• **WHAT TO PRODUCE**
Leave the pictures out and print every record below exactly as it stands.

• **TASK INPUTS**
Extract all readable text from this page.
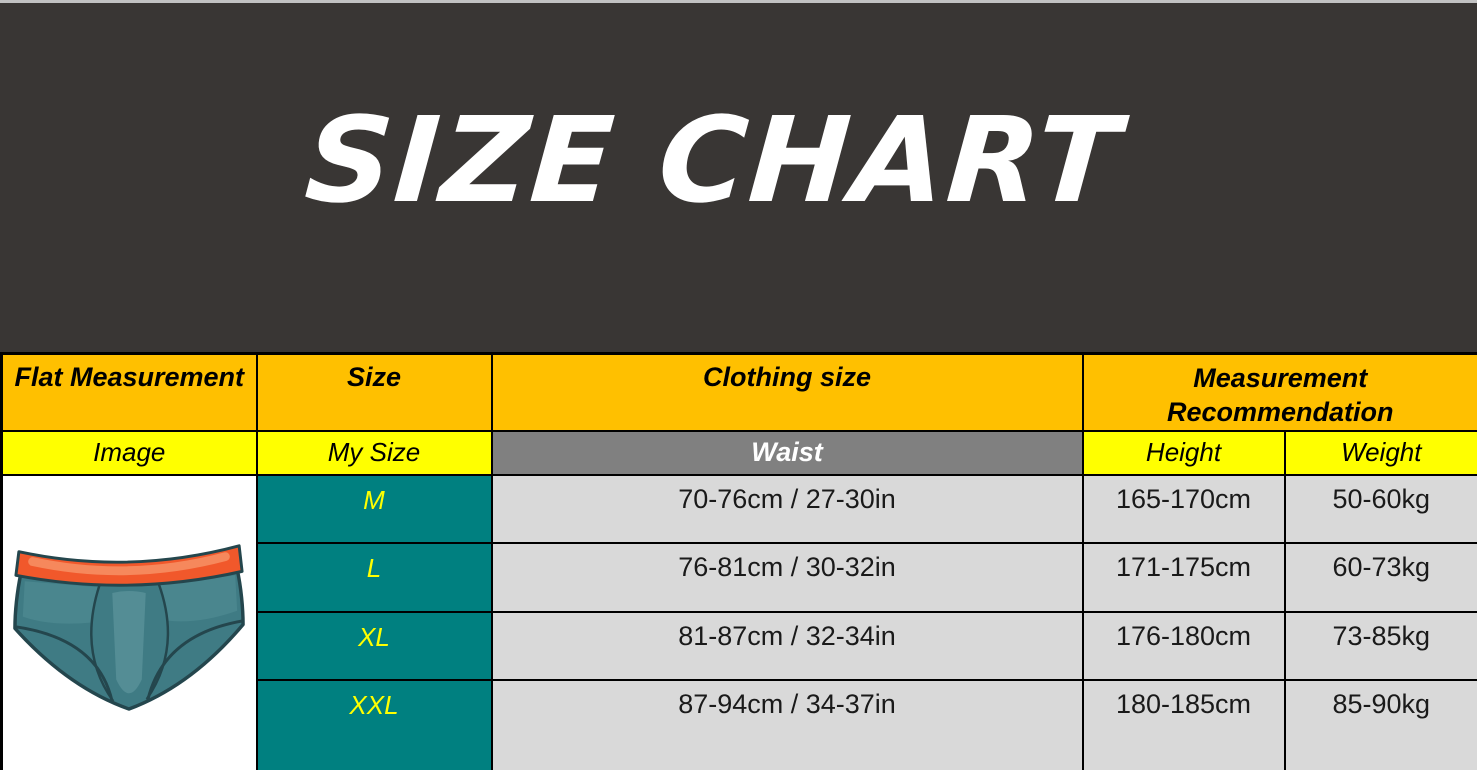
SIZE CHART
Flat Measurement	Size	Clothing size	Measurement Recommendation	

Image	My Size	Waist	Height	Weight

	M	70-76cm / 27-30in	165-170cm	50-60kg
	L	76-81cm / 30-32in	171-175cm	60-73kg
	XL	81-87cm / 32-34in	176-180cm	73-85kg
	XXL	87-94cm / 34-37in	180-185cm	85-90kg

• **REPLY**
Extract all readable text from this page.
SIZE CHART
Flat Measurement	Size	Clothing size	Measurement Recommendation	

Image	My Size	Waist	Height	Weight

	M	70-76cm / 27-30in	165-170cm	50-60kg
	L	76-81cm / 30-32in	171-175cm	60-73kg
	XL	81-87cm / 32-34in	176-180cm	73-85kg
	XXL	87-94cm / 34-37in	180-185cm	85-90kg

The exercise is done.